Problem to solve:
Copy word for word the line containing "Transcribe the text in this document." together with all lines following it to the end of the listing below, without the pictures.

Supplied material:
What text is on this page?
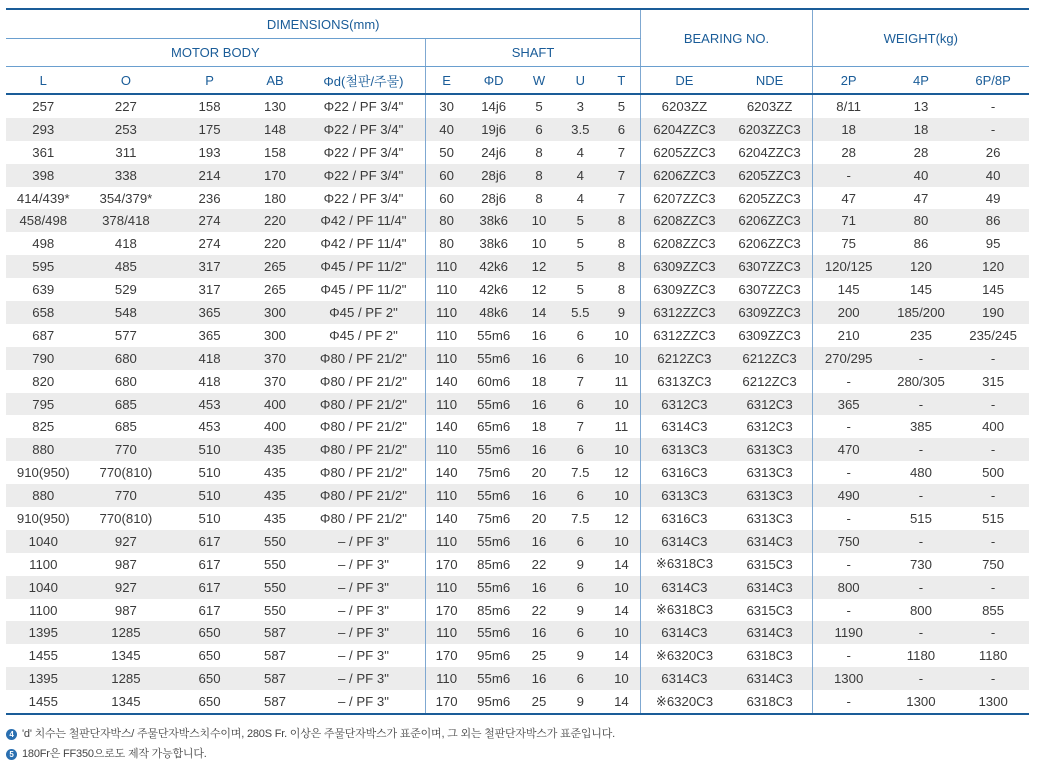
DIMENSIONS(mm)										BEARING NO.		WEIGHT(kg)		
MOTOR BODY					SHAFT									
L	O	P	AB	Φd(철판/주물)	E	ΦD	W	U	T	DE	NDE	2P	4P	6P/8P
257	227	158	130	Φ22 / PF 3/4"	30	14j6	5	3	5	6203ZZ	6203ZZ	8/11	13	-
293	253	175	148	Φ22 / PF 3/4"	40	19j6	6	3.5	6	6204ZZC3	6203ZZC3	18	18	-
361	311	193	158	Φ22 / PF 3/4"	50	24j6	8	4	7	6205ZZC3	6204ZZC3	28	28	26
398	338	214	170	Φ22 / PF 3/4"	60	28j6	8	4	7	6206ZZC3	6205ZZC3	-	40	40
414/439*	354/379*	236	180	Φ22 / PF 3/4"	60	28j6	8	4	7	6207ZZC3	6205ZZC3	47	47	49
458/498	378/418	274	220	Φ42 / PF 11/4"	80	38k6	10	5	8	6208ZZC3	6206ZZC3	71	80	86
498	418	274	220	Φ42 / PF 11/4"	80	38k6	10	5	8	6208ZZC3	6206ZZC3	75	86	95
595	485	317	265	Φ45 / PF 11/2"	110	42k6	12	5	8	6309ZZC3	6307ZZC3	120/125	120	120
639	529	317	265	Φ45 / PF 11/2"	110	42k6	12	5	8	6309ZZC3	6307ZZC3	145	145	145
658	548	365	300	Φ45 / PF 2"	110	48k6	14	5.5	9	6312ZZC3	6309ZZC3	200	185/200	190
687	577	365	300	Φ45 / PF 2"	110	55m6	16	6	10	6312ZZC3	6309ZZC3	210	235	235/245
790	680	418	370	Φ80 / PF 21/2"	110	55m6	16	6	10	6212ZC3	6212ZC3	270/295	-	-
820	680	418	370	Φ80 / PF 21/2"	140	60m6	18	7	11	6313ZC3	6212ZC3	-	280/305	315
795	685	453	400	Φ80 / PF 21/2"	110	55m6	16	6	10	6312C3	6312C3	365	-	-
825	685	453	400	Φ80 / PF 21/2"	140	65m6	18	7	11	6314C3	6312C3	-	385	400
880	770	510	435	Φ80 / PF 21/2"	110	55m6	16	6	10	6313C3	6313C3	470	-	-
910(950)	770(810)	510	435	Φ80 / PF 21/2"	140	75m6	20	7.5	12	6316C3	6313C3	-	480	500
880	770	510	435	Φ80 / PF 21/2"	110	55m6	16	6	10	6313C3	6313C3	490	-	-
910(950)	770(810)	510	435	Φ80 / PF 21/2"	140	75m6	20	7.5	12	6316C3	6313C3	-	515	515
1040	927	617	550	– / PF 3"	110	55m6	16	6	10	6314C3	6314C3	750	-	-
1100	987	617	550	– / PF 3"	170	85m6	22	9	14	※6318C3	6315C3	-	730	750
1040	927	617	550	– / PF 3"	110	55m6	16	6	10	6314C3	6314C3	800	-	-
1100	987	617	550	– / PF 3"	170	85m6	22	9	14	※6318C3	6315C3	-	800	855
1395	1285	650	587	– / PF 3"	110	55m6	16	6	10	6314C3	6314C3	1190	-	-
1455	1345	650	587	– / PF 3"	170	95m6	25	9	14	※6320C3	6318C3	-	1180	1180
1395	1285	650	587	– / PF 3"	110	55m6	16	6	10	6314C3	6314C3	1300	-	-
1455	1345	650	587	– / PF 3"	170	95m6	25	9	14	※6320C3	6318C3	-	1300	1300
4 'd' 치수는 철판단자박스/ 주물단자박스치수이며, 280S Fr. 이상은 주물단자박스가 표준이며, 그 외는 철판단자박스가 표준입니다.
5 180Fr은 FF350으로도 제작 가능합니다.
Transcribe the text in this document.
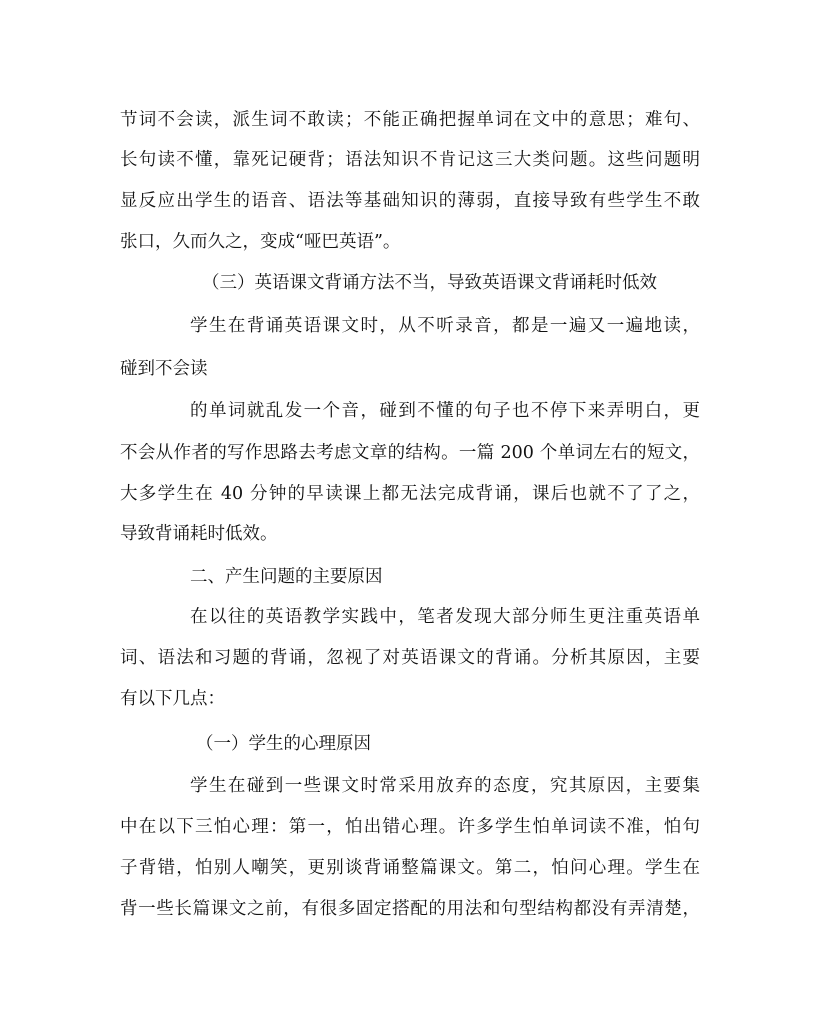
节词不会读，派生词不敢读；不能正确把握单词在文中的意思；难句、
长句读不懂，靠死记硬背；语法知识不肯记这三大类问题。这些问题明
显反应出学生的语音、语法等基础知识的薄弱，直接导致有些学生不敢
张口，久而久之，变成“哑巴英语”。
（三）英语课文背诵方法不当，导致英语课文背诵耗时低效
学生在背诵英语课文时，从不听录音，都是一遍又一遍地读，
碰到不会读
的单词就乱发一个音，碰到不懂的句子也不停下来弄明白，更
不会从作者的写作思路去考虑文章的结构。一篇 200 个单词左右的短文，
大多学生在 40 分钟的早读课上都无法完成背诵，课后也就不了了之，
导致背诵耗时低效。
二、产生问题的主要原因
在以往的英语教学实践中，笔者发现大部分师生更注重英语单
词、语法和习题的背诵，忽视了对英语课文的背诵。分析其原因，主要
有以下几点：
（一）学生的心理原因
学生在碰到一些课文时常采用放弃的态度，究其原因，主要集
中在以下三怕心理：第一，怕出错心理。许多学生怕单词读不准，怕句
子背错，怕别人嘲笑，更别谈背诵整篇课文。第二，怕问心理。学生在
背一些长篇课文之前，有很多固定搭配的用法和句型结构都没有弄清楚，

Answer in full:
Transcribe the text in this document.
节词不会读，派生词不敢读；不能正确把握单词在文中的意思；难句、
长句读不懂，靠死记硬背；语法知识不肯记这三大类问题。这些问题明
显反应出学生的语音、语法等基础知识的薄弱，直接导致有些学生不敢
张口，久而久之，变成“哑巴英语”。
（三）英语课文背诵方法不当，导致英语课文背诵耗时低效
学生在背诵英语课文时，从不听录音，都是一遍又一遍地读，
碰到不会读
的单词就乱发一个音，碰到不懂的句子也不停下来弄明白，更
不会从作者的写作思路去考虑文章的结构。一篇 200 个单词左右的短文，
大多学生在 40 分钟的早读课上都无法完成背诵，课后也就不了了之，
导致背诵耗时低效。
二、产生问题的主要原因
在以往的英语教学实践中，笔者发现大部分师生更注重英语单
词、语法和习题的背诵，忽视了对英语课文的背诵。分析其原因，主要
有以下几点：
（一）学生的心理原因
学生在碰到一些课文时常采用放弃的态度，究其原因，主要集
中在以下三怕心理：第一，怕出错心理。许多学生怕单词读不准，怕句
子背错，怕别人嘲笑，更别谈背诵整篇课文。第二，怕问心理。学生在
背一些长篇课文之前，有很多固定搭配的用法和句型结构都没有弄清楚，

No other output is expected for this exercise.